Material supplied:
|---|

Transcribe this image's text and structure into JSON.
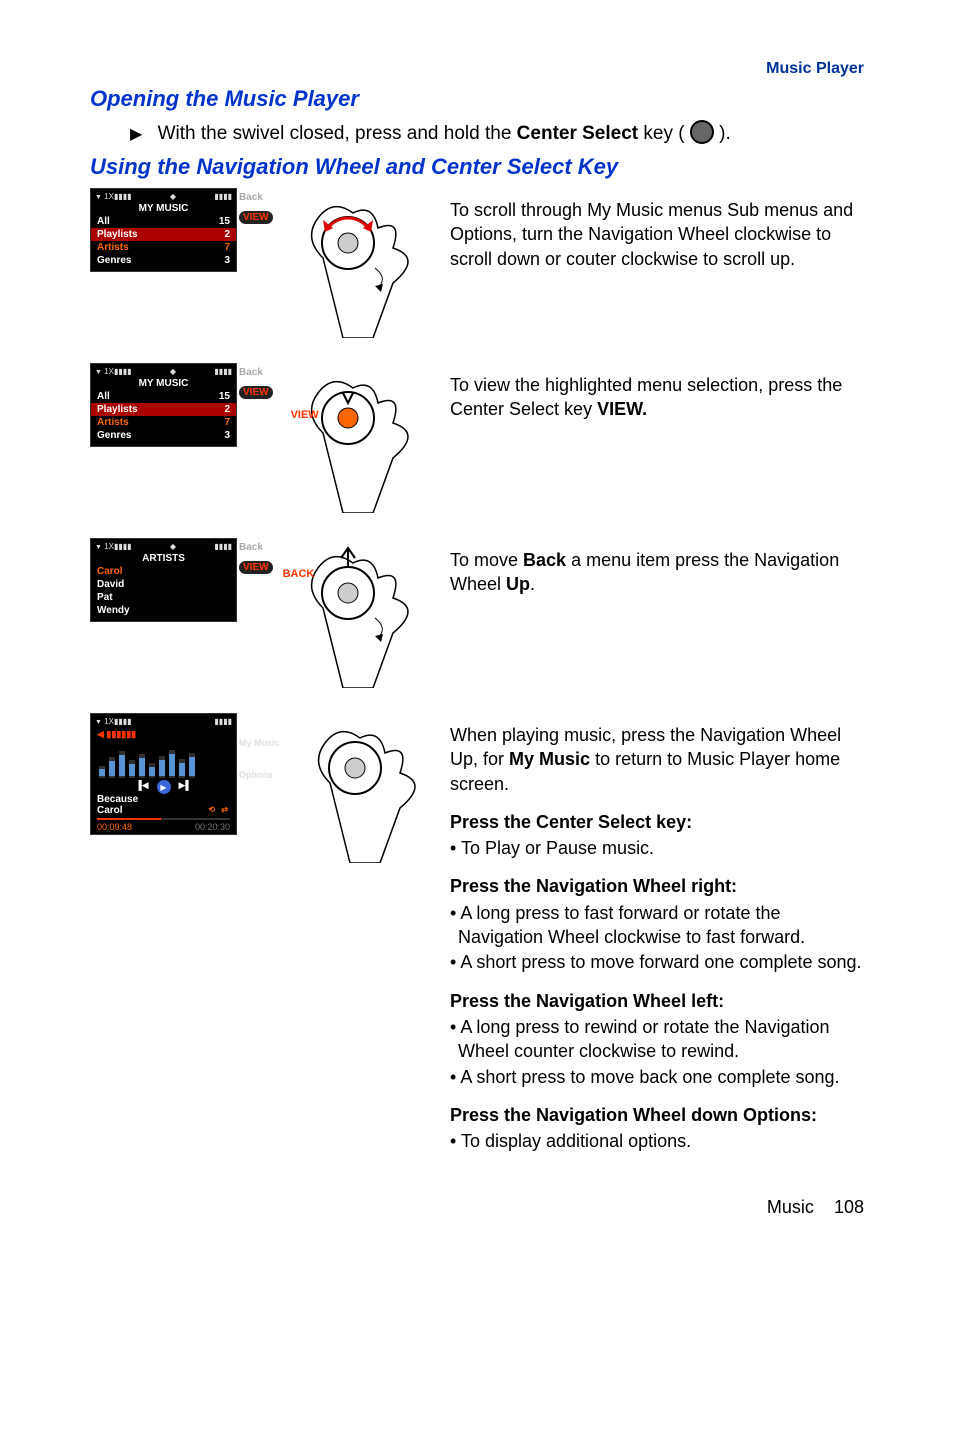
{
  "top_link": "Music Player",
  "sec1_title": "Opening the Music Player",
  "intro_text_pre": "With the swivel closed, press and hold the ",
  "intro_text_key": "Center Select",
  "intro_text_after": " key (",
  "intro_text_close": ").",
  "sec2_title": "Using the Navigation Wheel and Center Select Key",
  "signal": "1X▮▮▮▮",
  "battery": "▮▮▮▮",
  "diamond": "◆",
  "screen1": {
    "title": "MY MUSIC",
    "rows": [
      {
        "label": "All",
        "val": "15"
      },
      {
        "label": "Playlists",
        "val": "2",
        "sel": true
      },
      {
        "label": "Artists",
        "val": "7",
        "orange": true
      },
      {
        "label": "Genres",
        "val": "3"
      }
    ]
  },
  "sk_back": "Back",
  "sk_view": "VIEW",
  "screen2": {
    "title": "MY MUSIC",
    "rows": [
      {
        "label": "All",
        "val": "15"
      },
      {
        "label": "Playlists",
        "val": "2",
        "sel": true
      },
      {
        "label": "Artists",
        "val": "7",
        "orange": true
      },
      {
        "label": "Genres",
        "val": "3"
      }
    ]
  },
  "screen3": {
    "title": "ARTISTS",
    "rows": [
      {
        "label": "Carol",
        "val": "",
        "orange": true
      },
      {
        "label": "David",
        "val": ""
      },
      {
        "label": "Pat",
        "val": ""
      },
      {
        "label": "Wendy",
        "val": ""
      }
    ]
  },
  "screen4": {
    "song": "Because",
    "artist": "Carol",
    "elapsed": "00:09:48",
    "total": "00:20:30",
    "sk1": "My Music",
    "sk2": "Options"
  },
  "wheel_label2": "VIEW",
  "wheel_label3": "BACK",
  "desc1": "To scroll through My Music menus Sub menus and Options, turn the Navigation Wheel clockwise to scroll down or couter clockwise to scroll up.",
  "desc2_pre": "To view the highlighted menu selection, press the Center Select key ",
  "desc2_key": "VIEW.",
  "desc3_pre": "To move ",
  "desc3_b1": "Back",
  "desc3_mid": " a menu item press the Navigation Wheel ",
  "desc3_b2": "Up",
  "desc3_dot": ".",
  "desc4_pre": "When playing music, press the Navigation Wheel Up, for ",
  "desc4_b1": "My Music",
  "desc4_post": " to return to Music Player home screen.",
  "h4a": "Press the Center Select key:",
  "li_a1": "To Play or Pause music.",
  "h4b": "Press the Navigation Wheel right:",
  "li_b1": "A long press to fast forward or rotate the Navigation Wheel clockwise to fast forward.",
  "li_b2": "A short press to move forward one complete song.",
  "h4c": "Press the Navigation Wheel left:",
  "li_c1": "A long press to rewind or rotate the Navigation Wheel counter clockwise to rewind.",
  "li_c2": "A short press to move back one complete song.",
  "h4d": "Press the Navigation Wheel down Options:",
  "li_d1": "To display additional options.",
  "footer_label": "Music",
  "footer_page": "108"
}
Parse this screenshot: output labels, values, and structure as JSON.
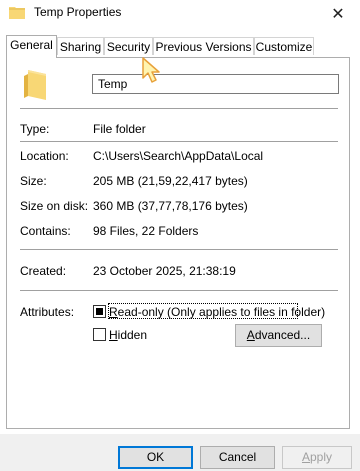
{
  "window": {
    "title": "Temp Properties",
    "close_glyph": "✕"
  },
  "tabs": [
    {
      "label": "General",
      "active": true
    },
    {
      "label": "Sharing",
      "active": false
    },
    {
      "label": "Security",
      "active": false
    },
    {
      "label": "Previous Versions",
      "active": false
    },
    {
      "label": "Customize",
      "active": false
    }
  ],
  "folder": {
    "icon": "folder-icon",
    "name_value": "Temp"
  },
  "properties": {
    "type_label": "Type:",
    "type_value": "File folder",
    "location_label": "Location:",
    "location_value": "C:\\Users\\Search\\AppData\\Local",
    "size_label": "Size:",
    "size_value": "205 MB (21,59,22,417 bytes)",
    "size_on_disk_label": "Size on disk:",
    "size_on_disk_value": "360 MB (37,77,78,176 bytes)",
    "contains_label": "Contains:",
    "contains_value": "98 Files, 22 Folders",
    "created_label": "Created:",
    "created_value": "23 October 2025, 21:38:19"
  },
  "attributes": {
    "label": "Attributes:",
    "readonly_prefix": "R",
    "readonly_rest": "ead-only (Only applies to files in folder)",
    "readonly_state": "indeterminate",
    "hidden_prefix": "H",
    "hidden_rest": "idden",
    "hidden_checked": false,
    "advanced_prefix": "A",
    "advanced_rest": "dvanced..."
  },
  "buttons": {
    "ok": "OK",
    "cancel": "Cancel",
    "apply_prefix": "A",
    "apply_rest": "pply",
    "apply_enabled": false
  },
  "colors": {
    "folder_yellow": "#f8d775",
    "default_button_border": "#0078d7",
    "cursor_fill": "#fff4b0"
  }
}
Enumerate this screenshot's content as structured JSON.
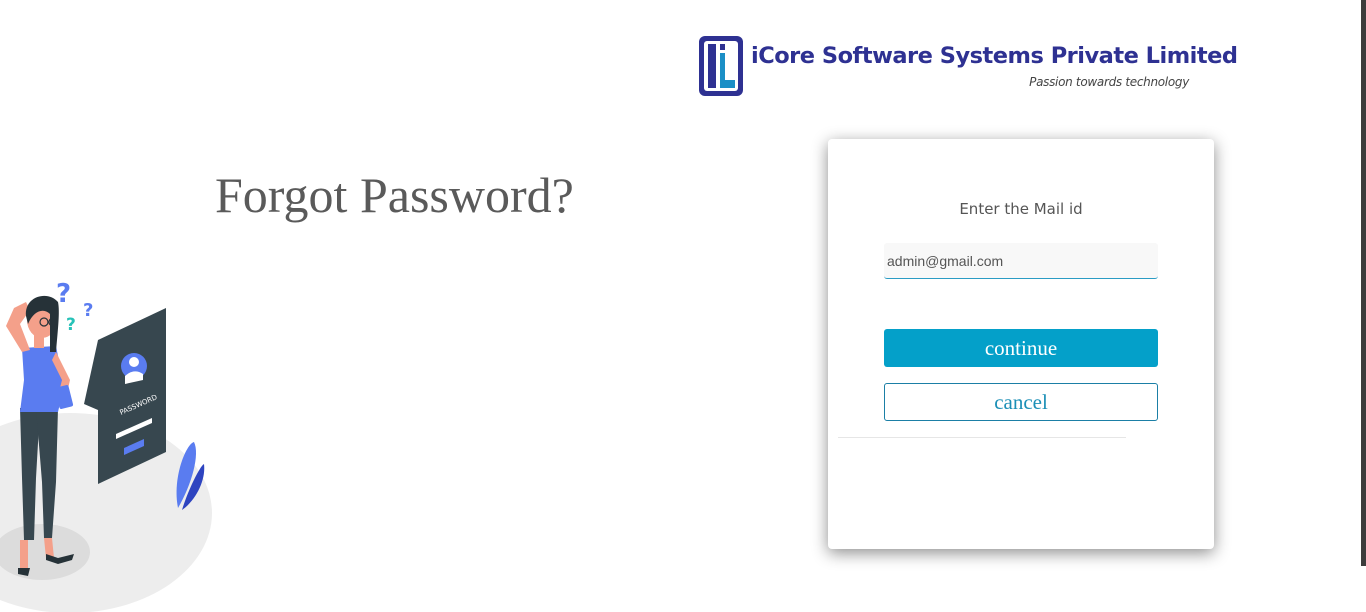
{
  "brand": {
    "name": "iCore Software Systems Private Limited",
    "tagline": "Passion towards technology",
    "primary_color": "#2e3192",
    "accent_color": "#04a0c9"
  },
  "page": {
    "heading": "Forgot Password?"
  },
  "illustration": {
    "icon": "confused-woman-password-icon",
    "label": "PASSWORD"
  },
  "form": {
    "label": "Enter the Mail id",
    "email_value": "admin@gmail.com",
    "continue_label": "continue",
    "cancel_label": "cancel"
  }
}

|---|

To do:
For the listing above, identify each line bearing "down".

Answer to this problem:
  "desc1": "To scroll through My Music menus Sub menus and Options, turn the Navigation Wheel clockwise to scroll down or couter clockwise to scroll up.",
  "h4d": "Press the Navigation Wheel down Options:",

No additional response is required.